# [Given problem]
In the copy, keep every record exact and leave out all images.
────────────────────────────────────────
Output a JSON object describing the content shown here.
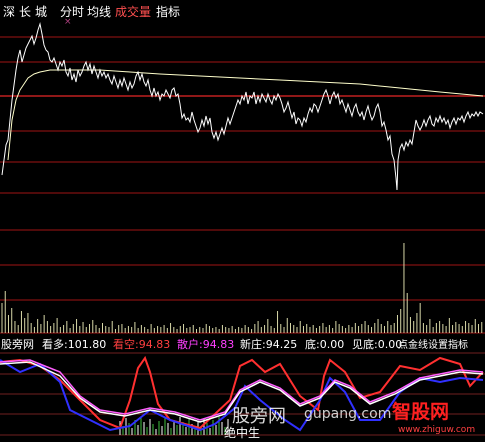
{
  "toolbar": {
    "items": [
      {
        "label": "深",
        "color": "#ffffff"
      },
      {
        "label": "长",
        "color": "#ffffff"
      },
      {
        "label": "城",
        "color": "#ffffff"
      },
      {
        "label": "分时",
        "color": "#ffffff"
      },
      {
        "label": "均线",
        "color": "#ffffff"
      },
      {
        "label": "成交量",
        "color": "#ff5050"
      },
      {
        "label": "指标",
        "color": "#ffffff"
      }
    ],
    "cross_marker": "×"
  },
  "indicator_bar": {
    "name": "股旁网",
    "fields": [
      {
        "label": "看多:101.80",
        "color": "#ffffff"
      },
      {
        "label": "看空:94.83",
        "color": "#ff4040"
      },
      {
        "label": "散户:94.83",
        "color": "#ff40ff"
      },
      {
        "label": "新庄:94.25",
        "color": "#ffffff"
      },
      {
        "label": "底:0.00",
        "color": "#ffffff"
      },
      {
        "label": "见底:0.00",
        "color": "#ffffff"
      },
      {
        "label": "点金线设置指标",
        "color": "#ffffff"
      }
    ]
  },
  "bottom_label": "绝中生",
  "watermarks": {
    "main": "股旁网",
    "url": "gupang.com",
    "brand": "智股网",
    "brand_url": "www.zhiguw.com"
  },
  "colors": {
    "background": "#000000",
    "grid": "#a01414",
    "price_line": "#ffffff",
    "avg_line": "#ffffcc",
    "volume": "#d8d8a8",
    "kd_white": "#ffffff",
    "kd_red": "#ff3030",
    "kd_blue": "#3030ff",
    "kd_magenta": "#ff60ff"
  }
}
────────────────────────────────────────
# [Solved problem]
Output a JSON object describing the content shown here.
{
  "toolbar": {
    "items": [
      {
        "label": "深",
        "color": "#ffffff"
      },
      {
        "label": "长",
        "color": "#ffffff"
      },
      {
        "label": "城",
        "color": "#ffffff"
      },
      {
        "label": "分时",
        "color": "#ffffff"
      },
      {
        "label": "均线",
        "color": "#ffffff"
      },
      {
        "label": "成交量",
        "color": "#ff5050"
      },
      {
        "label": "指标",
        "color": "#ffffff"
      }
    ],
    "cross_marker": "×"
  },
  "indicator_bar": {
    "name": "股旁网",
    "fields": [
      {
        "label": "看多:101.80",
        "color": "#ffffff"
      },
      {
        "label": "看空:94.83",
        "color": "#ff4040"
      },
      {
        "label": "散户:94.83",
        "color": "#ff40ff"
      },
      {
        "label": "新庄:94.25",
        "color": "#ffffff"
      },
      {
        "label": "底:0.00",
        "color": "#ffffff"
      },
      {
        "label": "见底:0.00",
        "color": "#ffffff"
      },
      {
        "label": "点金线设置指标",
        "color": "#ffffff"
      }
    ]
  },
  "bottom_label": "绝中生",
  "watermarks": {
    "main": "股旁网",
    "url": "gupang.com",
    "brand": "智股网",
    "brand_url": "www.zhiguw.com"
  },
  "colors": {
    "background": "#000000",
    "grid": "#a01414",
    "price_line": "#ffffff",
    "avg_line": "#ffffcc",
    "volume": "#d8d8a8",
    "kd_white": "#ffffff",
    "kd_red": "#ff3030",
    "kd_blue": "#3030ff",
    "kd_magenta": "#ff60ff"
  }
}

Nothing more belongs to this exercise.